AVAILABLE DATA >>
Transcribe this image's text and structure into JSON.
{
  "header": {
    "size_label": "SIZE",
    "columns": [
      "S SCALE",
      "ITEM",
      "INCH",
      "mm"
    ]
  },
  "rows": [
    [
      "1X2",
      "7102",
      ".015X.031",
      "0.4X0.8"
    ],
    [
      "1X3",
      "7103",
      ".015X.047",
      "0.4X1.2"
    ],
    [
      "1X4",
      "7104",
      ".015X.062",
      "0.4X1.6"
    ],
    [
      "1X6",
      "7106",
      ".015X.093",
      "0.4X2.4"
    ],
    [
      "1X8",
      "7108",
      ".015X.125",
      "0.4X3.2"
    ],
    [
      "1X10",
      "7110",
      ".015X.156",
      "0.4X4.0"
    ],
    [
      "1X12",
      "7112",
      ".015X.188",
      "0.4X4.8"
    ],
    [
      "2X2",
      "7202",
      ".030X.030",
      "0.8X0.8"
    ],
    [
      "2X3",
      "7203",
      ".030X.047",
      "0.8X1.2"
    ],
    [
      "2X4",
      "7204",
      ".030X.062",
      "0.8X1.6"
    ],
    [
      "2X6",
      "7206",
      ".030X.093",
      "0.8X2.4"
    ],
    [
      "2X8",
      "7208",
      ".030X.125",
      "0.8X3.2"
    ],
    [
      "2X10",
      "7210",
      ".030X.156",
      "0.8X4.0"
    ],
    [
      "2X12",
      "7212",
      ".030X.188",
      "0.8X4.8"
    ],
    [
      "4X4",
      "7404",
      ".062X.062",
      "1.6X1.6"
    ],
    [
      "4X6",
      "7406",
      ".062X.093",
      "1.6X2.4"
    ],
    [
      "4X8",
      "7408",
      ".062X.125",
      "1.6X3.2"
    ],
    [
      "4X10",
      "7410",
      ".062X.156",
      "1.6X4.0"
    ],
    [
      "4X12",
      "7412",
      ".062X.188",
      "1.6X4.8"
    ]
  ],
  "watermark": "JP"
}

TASK INSTRUCTIONS >>
Extract the data in full. Keep it word for word.

COMPLETED TASK >>
Transcribe this image's text and structure into JSON.
{
  "header": {
    "size_label": "SIZE",
    "columns": [
      "S SCALE",
      "ITEM",
      "INCH",
      "mm"
    ]
  },
  "rows": [
    [
      "1X2",
      "7102",
      ".015X.031",
      "0.4X0.8"
    ],
    [
      "1X3",
      "7103",
      ".015X.047",
      "0.4X1.2"
    ],
    [
      "1X4",
      "7104",
      ".015X.062",
      "0.4X1.6"
    ],
    [
      "1X6",
      "7106",
      ".015X.093",
      "0.4X2.4"
    ],
    [
      "1X8",
      "7108",
      ".015X.125",
      "0.4X3.2"
    ],
    [
      "1X10",
      "7110",
      ".015X.156",
      "0.4X4.0"
    ],
    [
      "1X12",
      "7112",
      ".015X.188",
      "0.4X4.8"
    ],
    [
      "2X2",
      "7202",
      ".030X.030",
      "0.8X0.8"
    ],
    [
      "2X3",
      "7203",
      ".030X.047",
      "0.8X1.2"
    ],
    [
      "2X4",
      "7204",
      ".030X.062",
      "0.8X1.6"
    ],
    [
      "2X6",
      "7206",
      ".030X.093",
      "0.8X2.4"
    ],
    [
      "2X8",
      "7208",
      ".030X.125",
      "0.8X3.2"
    ],
    [
      "2X10",
      "7210",
      ".030X.156",
      "0.8X4.0"
    ],
    [
      "2X12",
      "7212",
      ".030X.188",
      "0.8X4.8"
    ],
    [
      "4X4",
      "7404",
      ".062X.062",
      "1.6X1.6"
    ],
    [
      "4X6",
      "7406",
      ".062X.093",
      "1.6X2.4"
    ],
    [
      "4X8",
      "7408",
      ".062X.125",
      "1.6X3.2"
    ],
    [
      "4X10",
      "7410",
      ".062X.156",
      "1.6X4.0"
    ],
    [
      "4X12",
      "7412",
      ".062X.188",
      "1.6X4.8"
    ]
  ],
  "watermark": "JP"
}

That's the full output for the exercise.